» **BRIEF**
Every line holding the string "JSON" should be gathered.

Structured figure records
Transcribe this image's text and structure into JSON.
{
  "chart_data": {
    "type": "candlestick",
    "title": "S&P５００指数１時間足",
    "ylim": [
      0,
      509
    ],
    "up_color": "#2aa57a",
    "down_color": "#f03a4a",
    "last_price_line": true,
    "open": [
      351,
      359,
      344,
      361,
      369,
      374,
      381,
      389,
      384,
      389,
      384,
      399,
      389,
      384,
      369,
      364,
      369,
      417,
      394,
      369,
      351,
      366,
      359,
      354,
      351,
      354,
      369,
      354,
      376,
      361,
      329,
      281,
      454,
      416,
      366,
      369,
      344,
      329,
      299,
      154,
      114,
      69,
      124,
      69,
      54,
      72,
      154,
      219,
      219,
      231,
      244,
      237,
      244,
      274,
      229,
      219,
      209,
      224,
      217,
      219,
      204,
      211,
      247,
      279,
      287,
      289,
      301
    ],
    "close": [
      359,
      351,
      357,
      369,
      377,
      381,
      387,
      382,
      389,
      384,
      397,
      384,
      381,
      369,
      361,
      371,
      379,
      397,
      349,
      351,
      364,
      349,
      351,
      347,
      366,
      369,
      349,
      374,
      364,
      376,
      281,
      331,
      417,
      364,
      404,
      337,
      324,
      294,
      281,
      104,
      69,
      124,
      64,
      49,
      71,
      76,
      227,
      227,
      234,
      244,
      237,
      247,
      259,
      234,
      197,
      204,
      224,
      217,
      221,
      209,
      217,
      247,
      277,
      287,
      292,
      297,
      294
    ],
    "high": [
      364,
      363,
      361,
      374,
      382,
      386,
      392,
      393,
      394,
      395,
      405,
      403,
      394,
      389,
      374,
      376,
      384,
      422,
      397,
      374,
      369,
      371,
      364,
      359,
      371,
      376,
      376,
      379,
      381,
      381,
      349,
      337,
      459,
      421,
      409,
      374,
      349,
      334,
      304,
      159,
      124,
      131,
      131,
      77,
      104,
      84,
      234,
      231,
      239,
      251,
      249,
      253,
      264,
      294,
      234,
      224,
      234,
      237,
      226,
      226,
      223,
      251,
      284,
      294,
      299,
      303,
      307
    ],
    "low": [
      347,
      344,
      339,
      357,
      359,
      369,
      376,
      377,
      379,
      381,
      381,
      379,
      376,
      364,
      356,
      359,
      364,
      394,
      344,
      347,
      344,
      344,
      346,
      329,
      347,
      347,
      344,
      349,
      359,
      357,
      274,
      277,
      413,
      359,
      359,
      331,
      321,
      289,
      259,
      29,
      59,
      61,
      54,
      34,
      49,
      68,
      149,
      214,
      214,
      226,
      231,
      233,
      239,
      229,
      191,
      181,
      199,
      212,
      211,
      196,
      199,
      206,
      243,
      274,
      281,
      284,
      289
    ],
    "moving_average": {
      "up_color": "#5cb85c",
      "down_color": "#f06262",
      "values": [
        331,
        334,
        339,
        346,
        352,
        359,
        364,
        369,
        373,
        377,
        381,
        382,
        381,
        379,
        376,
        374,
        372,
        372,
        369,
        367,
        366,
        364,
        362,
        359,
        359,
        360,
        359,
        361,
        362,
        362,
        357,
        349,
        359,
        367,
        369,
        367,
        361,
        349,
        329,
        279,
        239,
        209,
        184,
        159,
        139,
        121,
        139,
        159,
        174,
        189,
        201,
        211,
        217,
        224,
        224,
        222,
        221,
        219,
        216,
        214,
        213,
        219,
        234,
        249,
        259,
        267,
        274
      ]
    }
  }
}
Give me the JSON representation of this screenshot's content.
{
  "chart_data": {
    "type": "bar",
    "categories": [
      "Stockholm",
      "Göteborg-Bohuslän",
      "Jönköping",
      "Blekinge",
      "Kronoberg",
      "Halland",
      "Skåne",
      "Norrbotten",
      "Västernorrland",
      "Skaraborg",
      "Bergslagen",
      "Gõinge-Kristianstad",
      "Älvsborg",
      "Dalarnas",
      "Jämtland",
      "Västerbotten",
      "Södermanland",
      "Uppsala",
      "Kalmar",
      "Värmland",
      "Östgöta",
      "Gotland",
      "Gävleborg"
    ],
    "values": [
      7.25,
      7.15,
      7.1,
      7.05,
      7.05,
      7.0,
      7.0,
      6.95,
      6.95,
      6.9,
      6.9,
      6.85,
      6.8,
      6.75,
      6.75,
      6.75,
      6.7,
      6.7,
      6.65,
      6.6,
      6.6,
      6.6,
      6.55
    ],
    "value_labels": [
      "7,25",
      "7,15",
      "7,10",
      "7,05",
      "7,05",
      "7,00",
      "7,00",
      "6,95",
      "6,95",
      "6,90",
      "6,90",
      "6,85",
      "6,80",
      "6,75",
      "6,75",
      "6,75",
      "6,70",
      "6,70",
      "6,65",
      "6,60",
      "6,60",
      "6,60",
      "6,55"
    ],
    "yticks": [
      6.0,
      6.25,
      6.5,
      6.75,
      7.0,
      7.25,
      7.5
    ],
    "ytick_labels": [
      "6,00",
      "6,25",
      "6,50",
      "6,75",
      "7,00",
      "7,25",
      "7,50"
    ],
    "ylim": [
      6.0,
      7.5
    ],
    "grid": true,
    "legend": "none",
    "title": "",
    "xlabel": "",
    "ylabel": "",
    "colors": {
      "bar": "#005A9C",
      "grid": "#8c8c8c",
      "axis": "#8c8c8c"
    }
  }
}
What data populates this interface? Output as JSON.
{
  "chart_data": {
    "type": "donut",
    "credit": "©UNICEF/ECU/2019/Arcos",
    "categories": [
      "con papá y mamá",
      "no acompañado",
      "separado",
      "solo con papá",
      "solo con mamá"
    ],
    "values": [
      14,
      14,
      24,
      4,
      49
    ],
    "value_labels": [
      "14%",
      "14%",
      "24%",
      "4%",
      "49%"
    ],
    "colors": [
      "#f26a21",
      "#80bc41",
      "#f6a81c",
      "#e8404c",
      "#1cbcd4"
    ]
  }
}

» **WORKED SOLUTION**
Transcribe this image's text and structure into JSON.
Give me the JSON representation of this screenshot's content.
What data populates this interface? Output as JSON.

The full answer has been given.